━━━━━ Given data ━━━━━

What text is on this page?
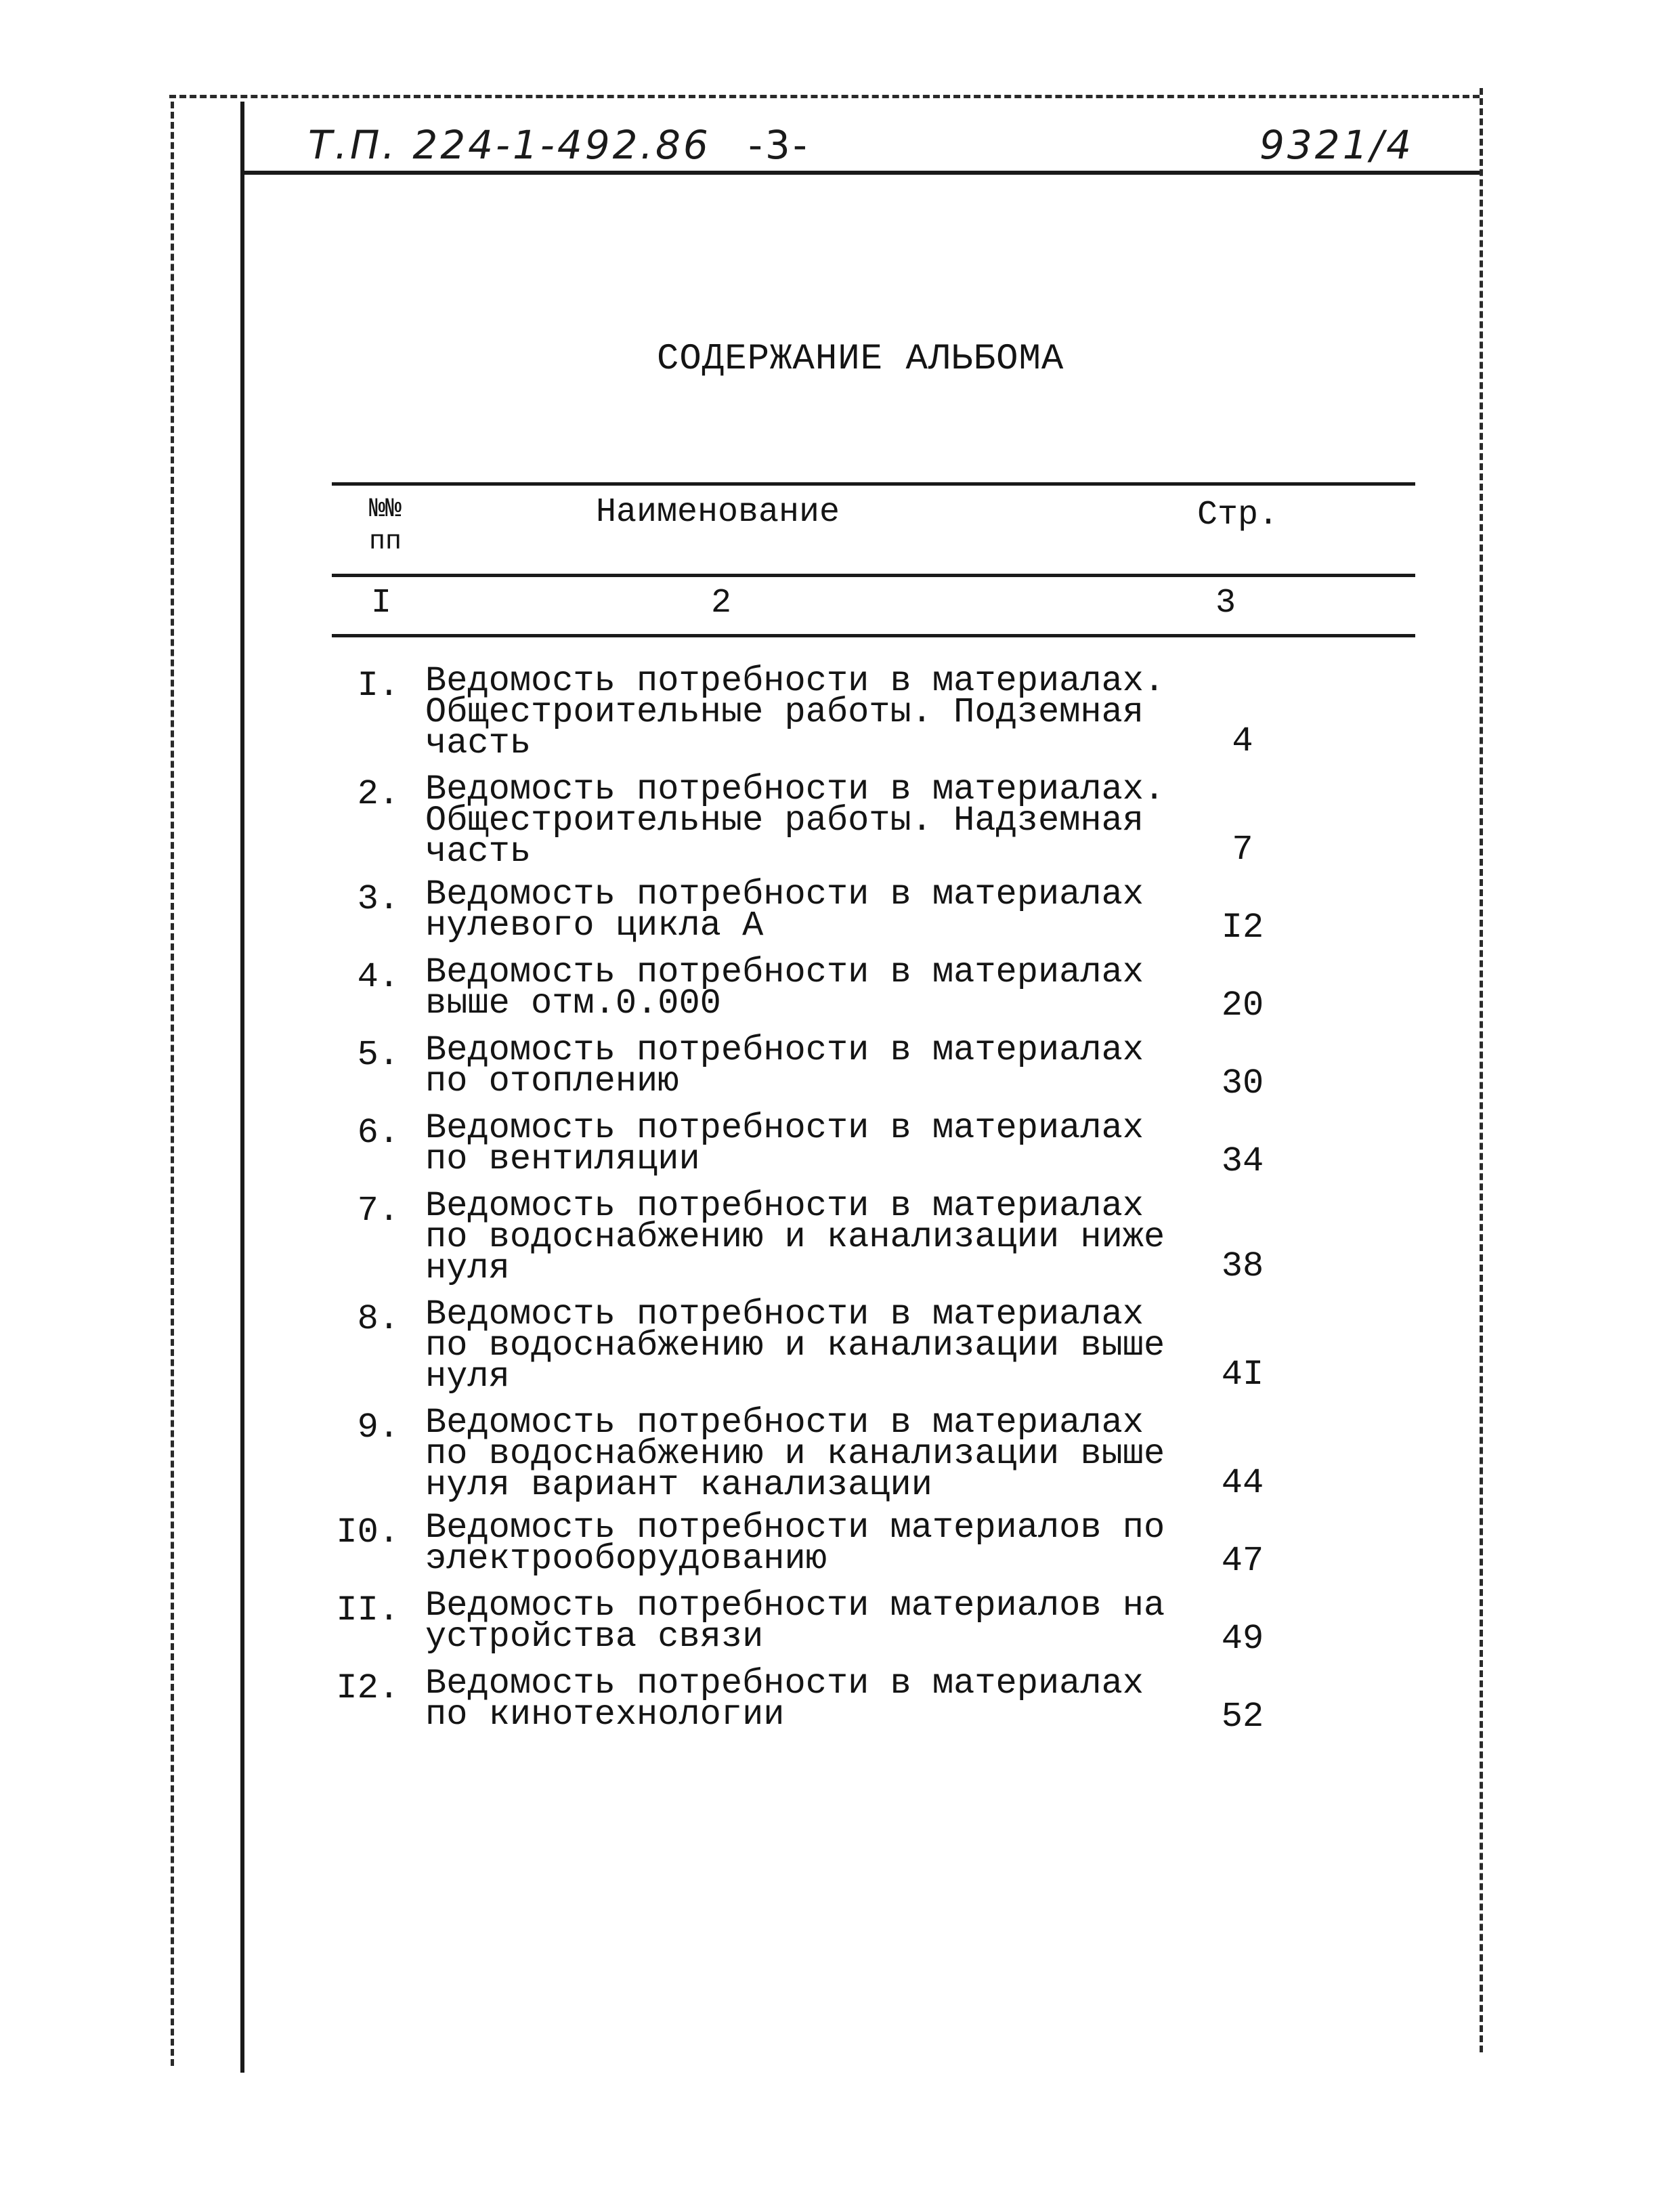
Т.П. 224-1-492.86 -3-	9321/4
СОДЕРЖАНИЕ АЛЬБОМА
№№
пп
Наименование	Стр.
I	2	3
I. Ведомость потребности в материалах.
Общестроительные работы. Подземная
часть	4
2. Ведомость потребности в материалах.
Общестроительные работы. Надземная
часть	7
3. Ведомость потребности в материалах
нулевого цикла А	I2
4. Ведомость потребности в материалах
выше отм.0.000	20
5. Ведомость потребности в материалах
по отоплению	30
6. Ведомость потребности в материалах
по вентиляции	34
7. Ведомость потребности в материалах
по водоснабжению и канализации ниже
нуля	38
8. Ведомость потребности в материалах
по водоснабжению и канализации выше
нуля	4I
9. Ведомость потребности в материалах
по водоснабжению и канализации выше
нуля вариант канализации	44
I0. Ведомость потребности материалов по
электрооборудованию	47
II. Ведомость потребности материалов на
устройства связи	49
I2. Ведомость потребности в материалах
по кинотехнологии	52
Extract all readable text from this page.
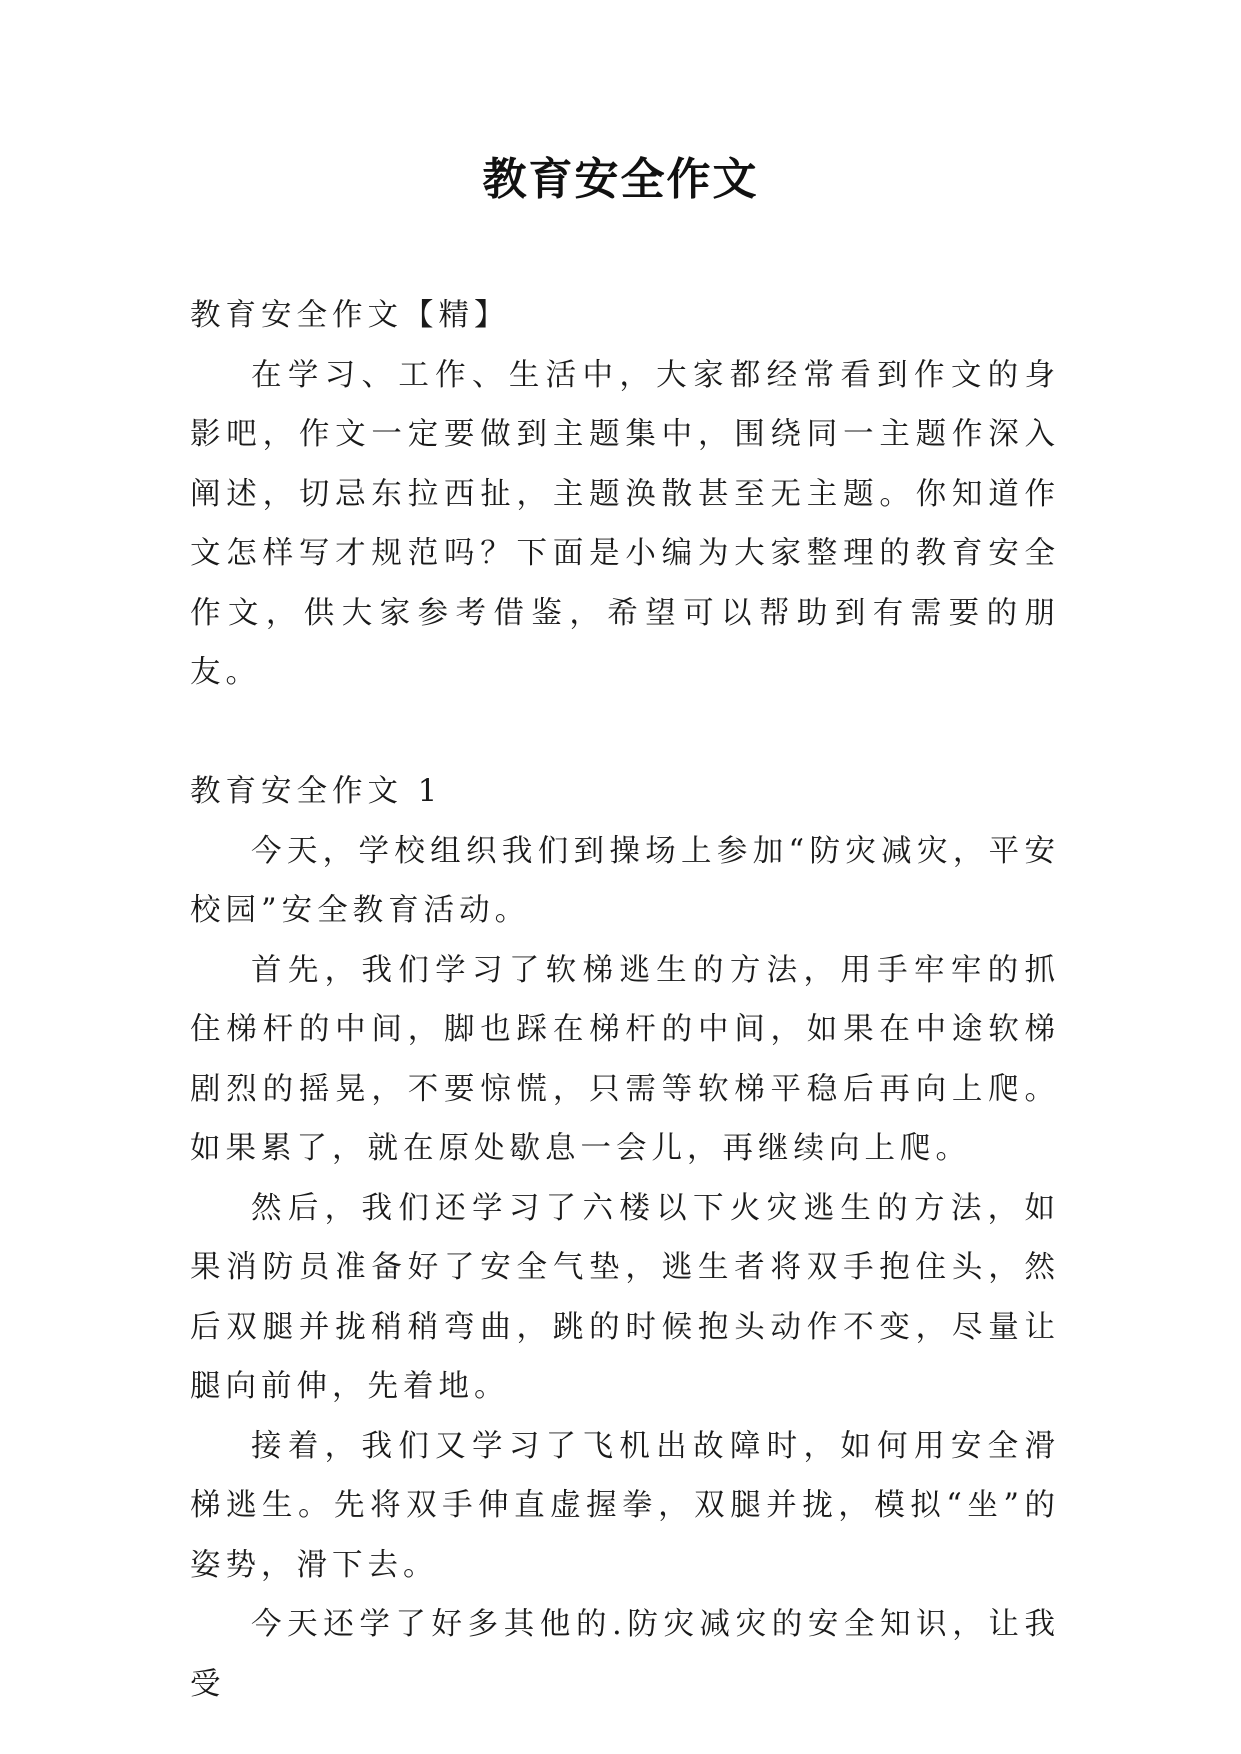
教育安全作文

教育安全作文【精】

在学习、工作、生活中，大家都经常看到作文的身影吧，作文一定要做到主题集中，围绕同一主题作深入阐述，切忌东拉西扯，主题涣散甚至无主题。你知道作文怎样写才规范吗？下面是小编为大家整理的教育安全作文，供大家参考借鉴，希望可以帮助到有需要的朋友。

教育安全作文 1

今天，学校组织我们到操场上参加“防灾减灾，平安校园”安全教育活动。

首先，我们学习了软梯逃生的方法，用手牢牢的抓住梯杆的中间，脚也踩在梯杆的中间，如果在中途软梯剧烈的摇晃，不要惊慌，只需等软梯平稳后再向上爬。如果累了，就在原处歇息一会儿，再继续向上爬。

然后，我们还学习了六楼以下火灾逃生的方法，如果消防员准备好了安全气垫，逃生者将双手抱住头，然后双腿并拢稍稍弯曲，跳的时候抱头动作不变，尽量让腿向前伸，先着地。

接着，我们又学习了飞机出故障时，如何用安全滑梯逃生。先将双手伸直虚握拳，双腿并拢，模拟“坐”的姿势，滑下去。

今天还学了好多其他的.防灾减灾的安全知识，让我受
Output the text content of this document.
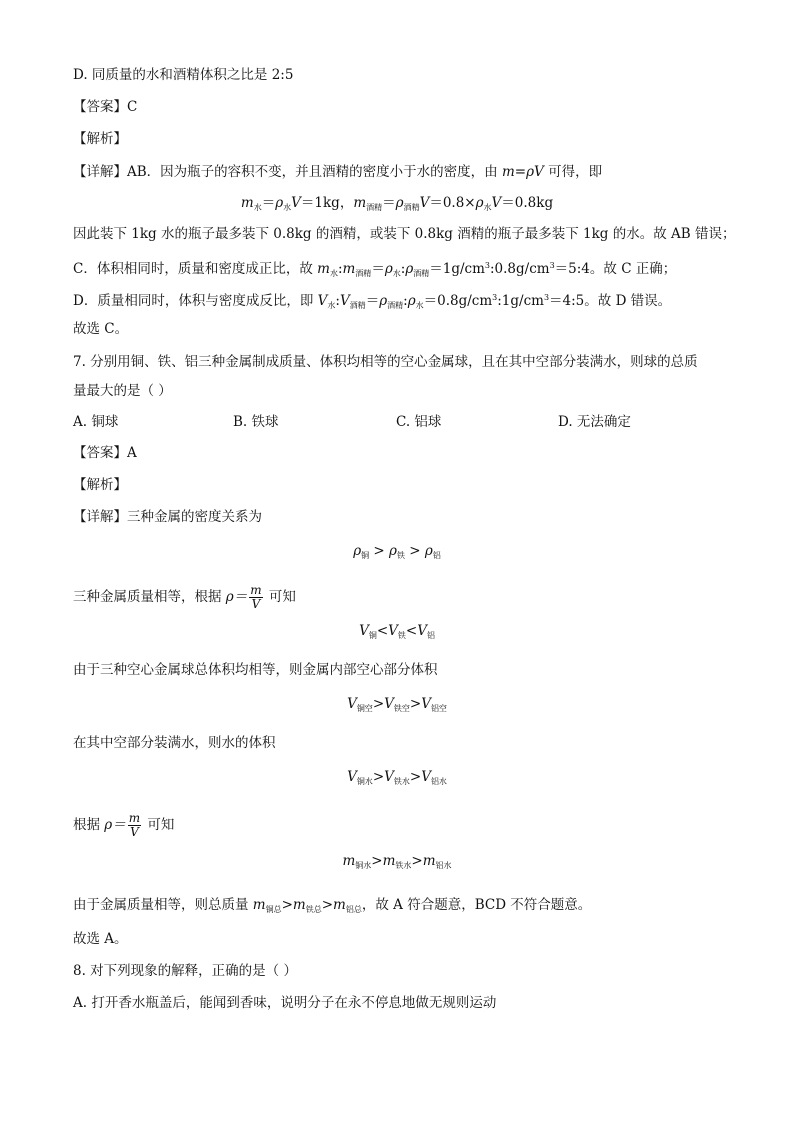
D. 同质量的水和酒精体积之比是 2:5
【答案】C
【解析】
【详解】AB．因为瓶子的容积不变，并且酒精的密度小于水的密度，由 m=ρV 可得，即
$m_水=\rho_水V=1kg$，$m_{酒精}=\rho_{酒精}V=0.8\times\rho_水V=0.8kg$
因此装下 1kg 水的瓶子最多装下 0.8kg 的酒精，或装下 0.8kg 酒精的瓶子最多装下 1kg 的水。故 AB 错误；
C．体积相同时，质量和密度成正比，故 $m_水:m_{酒精}=\rho_水:\rho_{酒精}=1g/cm^3:0.8g/cm^3=5:4$。故 C 正确；
D．质量相同时，体积与密度成反比，即 $V_水:V_{酒精}=\rho_{酒精}:\rho_水=0.8g/cm^3:1g/cm^3=4:5$。故 D 错误。
故选 C。
7. 分别用铜、铁、铝三种金属制成质量、体积均相等的空心金属球，且在其中空部分装满水，则球的总质
量最大的是（ ）
A. 铜球	B. 铁球	C. 铝球	D. 无法确定
【答案】A
【解析】
【详解】三种金属的密度关系为
$\rho_铜 > \rho_铁 > \rho_铝$
三种金属质量相等，根据 $\rho= \frac{m}{V}$ 可知
$V_铜<V_铁<V_铝$
由于三种空心金属球总体积均相等，则金属内部空心部分体积
$V_{铜空}>V_{铁空}>V_{铝空}$
在其中空部分装满水，则水的体积
$V_{铜水}>V_{铁水}>V_{铝水}$
根据 $\rho= \frac{m}{V}$ 可知
$m_{铜水}>m_{铁水}>m_{铝水}$
由于金属质量相等，则总质量 $m_{铜总}>m_{铁总}>m_{铝总}$，故 A 符合题意，BCD 不符合题意。
故选 A。
8. 对下列现象的解释，正确的是（ ）
A. 打开香水瓶盖后，能闻到香味，说明分子在永不停息地做无规则运动
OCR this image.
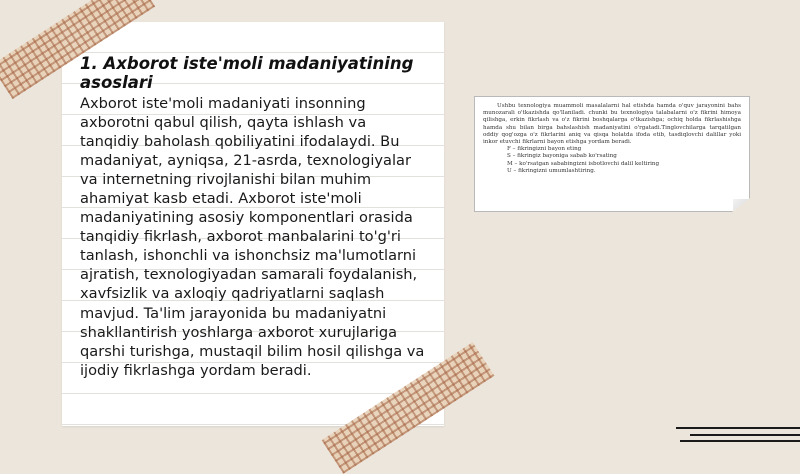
1. Axborot iste'moli madaniyatining asoslari

Axborot iste'moli madaniyati insonning axborotni qabul qilish, qayta ishlash va tanqidiy baholash qobiliyatini ifodalaydi. Bu madaniyat, ayniqsa, 21-asrda, texnologiyalar va internetning rivojlanishi bilan muhim ahamiyat kasb etadi. Axborot iste'moli madaniyatining asosiy komponentlari orasida tanqidiy fikrlash, axborot manbalarini to'g'ri tanlash, ishonchli va ishonchsiz ma'lumotlarni ajratish, texnologiyadan samarali foydalanish, xavfsizlik va axloqiy qadriyatlarni saqlash mavjud. Ta'lim jarayonida bu madaniyatni shakllantirish yoshlarga axborot xurujlariga qarshi turishga, mustaqil bilim hosil qilishga va ijodiy fikrlashga yordam beradi.

Ushbu texnologiya muammoli masalalarni hal etishda hamda o'quv jarayonini bahs munozarali o'tkazishda qo'llaniladi. chunki bu texnologiya talabalarni o'z fikrini himoya qilishga, erkin fikrlash va o'z fikrini boshqalarga o'tkazishga; ochiq holda fikrlashishga hamda shu bilan birga bahslashish madaniyatini o'rgatadi.Tinglovchilarga tarqatilgan oddiy qog'ozga o'z fikrlarini aniq va qisqa holatda ifoda etib, tasdiqlovchi dalillar yoki inkor etuvchi fikrlarni bayon etishga yordam beradi.

F – fikringizni bayon eting
S – fikringiz bayoniga sabab ko'rsating
M – ko'rsatgan sababingizni isbotlovchi dalil keltiring
U – fikringizni umumlashtiring.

━━━━━

### Task description
Going through the entries above, tally each line that has the word "нуля". Answer with the number only.

### The output
3